Objective
Output each entry verbatim and exclude every picture from it.

══ Supplied data ══

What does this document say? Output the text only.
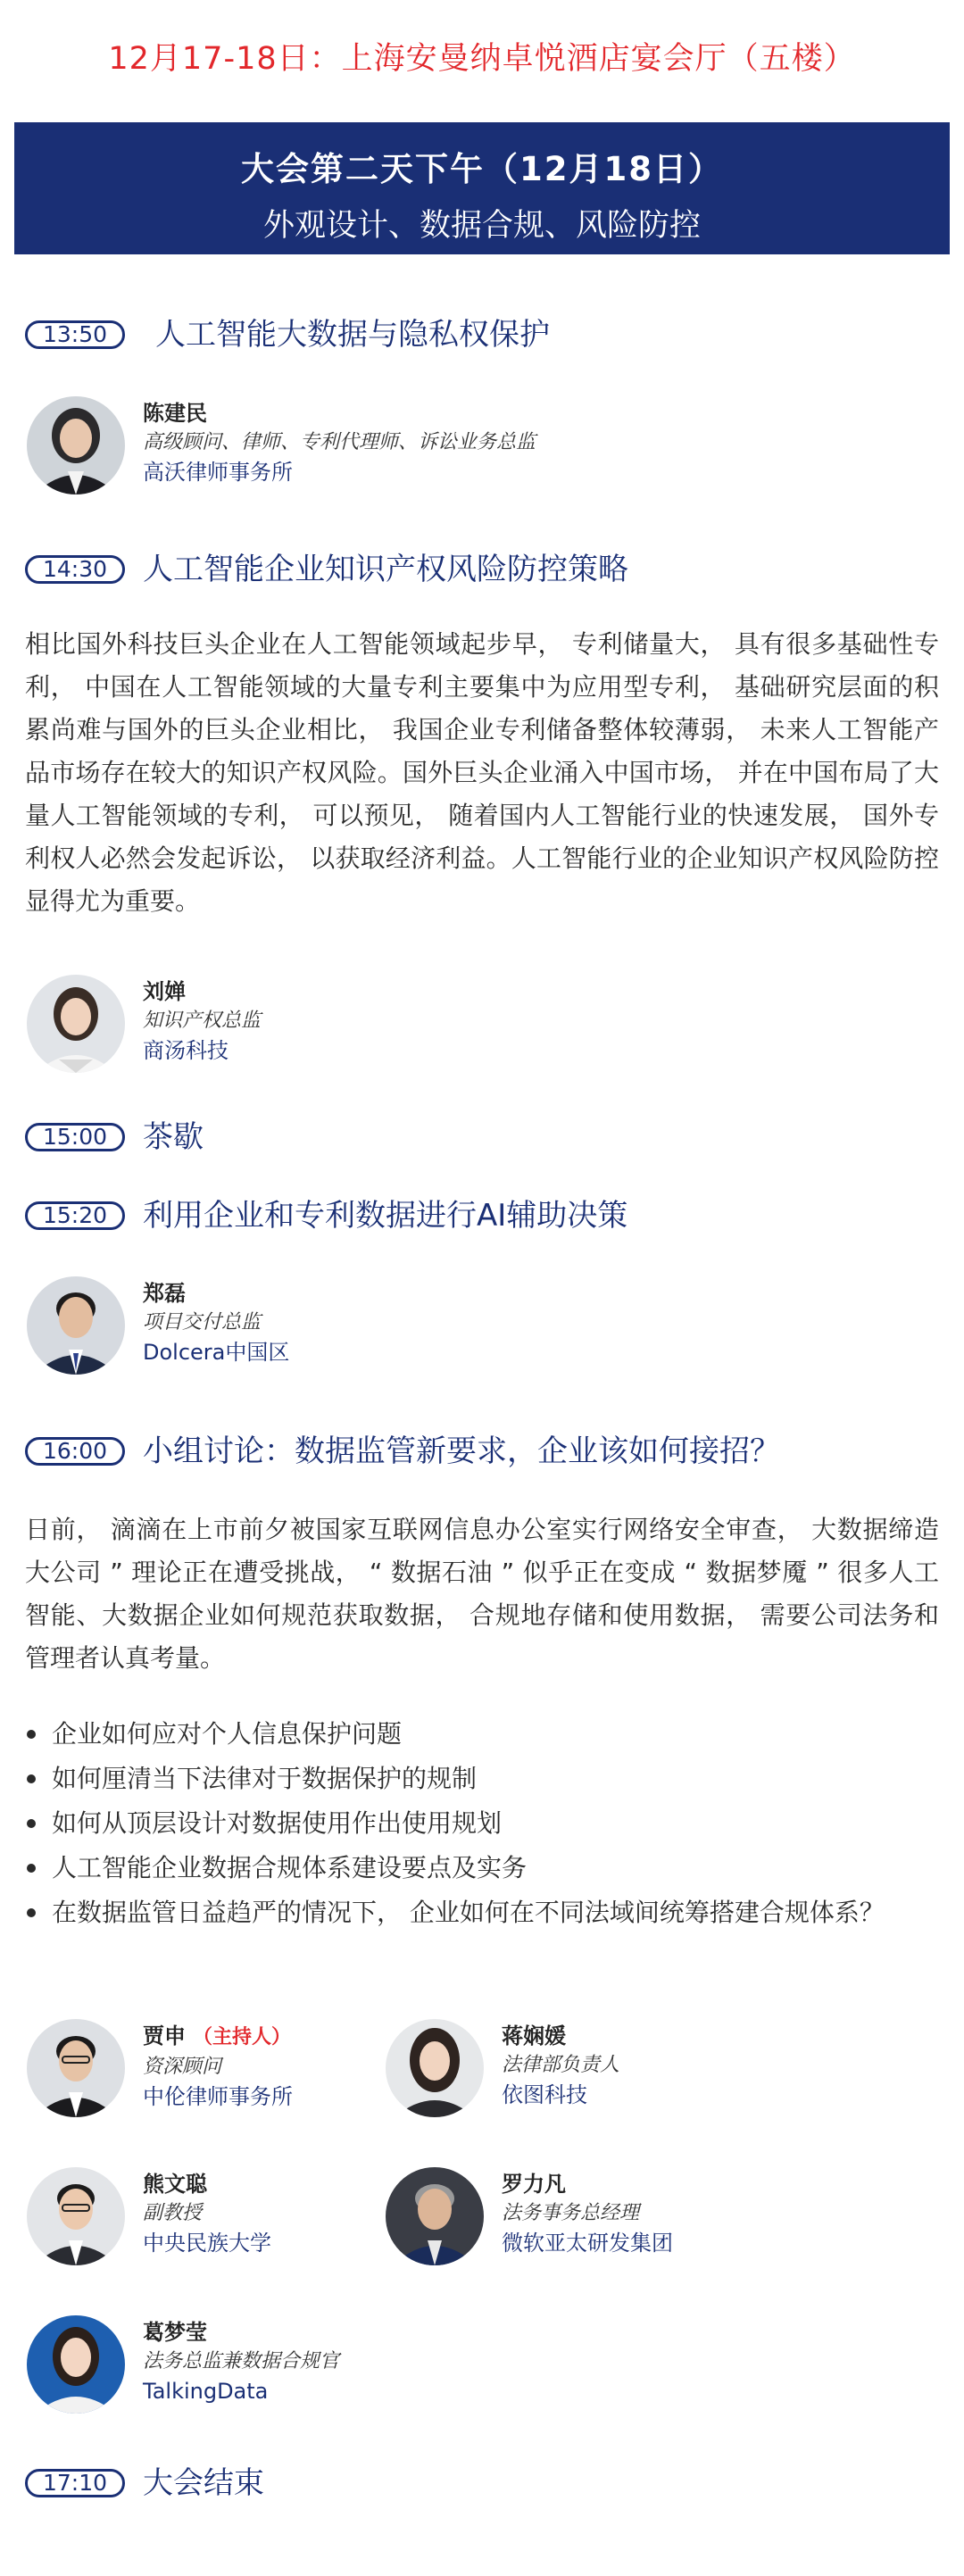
12月17-18日：上海安曼纳卓悦酒店宴会厅（五楼）
大会第二天下午（12月18日）
外观设计、数据合规、风险防控
13:50	人工智能大数据与隐私权保护
陈建民
高级顾问、律师、专利代理师、诉讼业务总监
高沃律师事务所
14:30	人工智能企业知识产权风险防控策略

相比国外科技巨头企业在人工智能领域起步早， 专利储量大， 具有很多基础性专利， 中国在人工智能领域的大量专利主要集中为应用型专利， 基础研究层面的积累尚难与国外的巨头企业相比， 我国企业专利储备整体较薄弱， 未来人工智能产品市场存在较大的知识产权风险。国外巨头企业涌入中国市场， 并在中国布局了大量人工智能领域的专利， 可以预见， 随着国内人工智能行业的快速发展， 国外专利权人必然会发起诉讼， 以获取经济利益。人工智能行业的企业知识产权风险防控显得尤为重要。

刘婵
知识产权总监
商汤科技
15:00	茶歇
15:20	利用企业和专利数据进行AI辅助决策
郑磊
项目交付总监
Dolcera中国区
16:00	小组讨论：数据监管新要求，企业该如何接招？

日前， 滴滴在上市前夕被国家互联网信息办公室实行网络安全审查， 大数据缔造大公司 ” 理论正在遭受挑战， “ 数据石油 ” 似乎正在变成 “ 数据梦魇 ” 很多人工智能、大数据企业如何规范获取数据， 合规地存储和使用数据， 需要公司法务和管理者认真考量。

企业如何应对个人信息保护问题
如何厘清当下法律对于数据保护的规制
如何从顶层设计对数据使用作出使用规划
人工智能企业数据合规体系建设要点及实务
在数据监管日益趋严的情况下， 企业如何在不同法域间统筹搭建合规体系？
贾申 （主持人）
资深顾问
中伦律师事务所
蒋娴媛
法律部负责人
依图科技
熊文聪
副教授
中央民族大学
罗力凡
法务事务总经理
微软亚太研发集团
葛梦莹
法务总监兼数据合规官
TalkingData
17:10	大会结束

═══

Task output
What does this document say? Output the text only.
12月17-18日：上海安曼纳卓悦酒店宴会厅（五楼）
大会第二天下午（12月18日）
外观设计、数据合规、风险防控
13:50	人工智能大数据与隐私权保护
陈建民
高级顾问、律师、专利代理师、诉讼业务总监
高沃律师事务所
14:30	人工智能企业知识产权风险防控策略

相比国外科技巨头企业在人工智能领域起步早， 专利储量大， 具有很多基础性专利， 中国在人工智能领域的大量专利主要集中为应用型专利， 基础研究层面的积累尚难与国外的巨头企业相比， 我国企业专利储备整体较薄弱， 未来人工智能产品市场存在较大的知识产权风险。国外巨头企业涌入中国市场， 并在中国布局了大量人工智能领域的专利， 可以预见， 随着国内人工智能行业的快速发展， 国外专利权人必然会发起诉讼， 以获取经济利益。人工智能行业的企业知识产权风险防控显得尤为重要。

刘婵
知识产权总监
商汤科技
15:00	茶歇
15:20	利用企业和专利数据进行AI辅助决策
郑磊
项目交付总监
Dolcera中国区
16:00	小组讨论：数据监管新要求，企业该如何接招？

日前， 滴滴在上市前夕被国家互联网信息办公室实行网络安全审查， 大数据缔造大公司 ” 理论正在遭受挑战， “ 数据石油 ” 似乎正在变成 “ 数据梦魇 ” 很多人工智能、大数据企业如何规范获取数据， 合规地存储和使用数据， 需要公司法务和管理者认真考量。

企业如何应对个人信息保护问题
如何厘清当下法律对于数据保护的规制
如何从顶层设计对数据使用作出使用规划
人工智能企业数据合规体系建设要点及实务
在数据监管日益趋严的情况下， 企业如何在不同法域间统筹搭建合规体系？
贾申 （主持人）
资深顾问
中伦律师事务所
蒋娴媛
法律部负责人
依图科技
熊文聪
副教授
中央民族大学
罗力凡
法务事务总经理
微软亚太研发集团
葛梦莹
法务总监兼数据合规官
TalkingData
17:10	大会结束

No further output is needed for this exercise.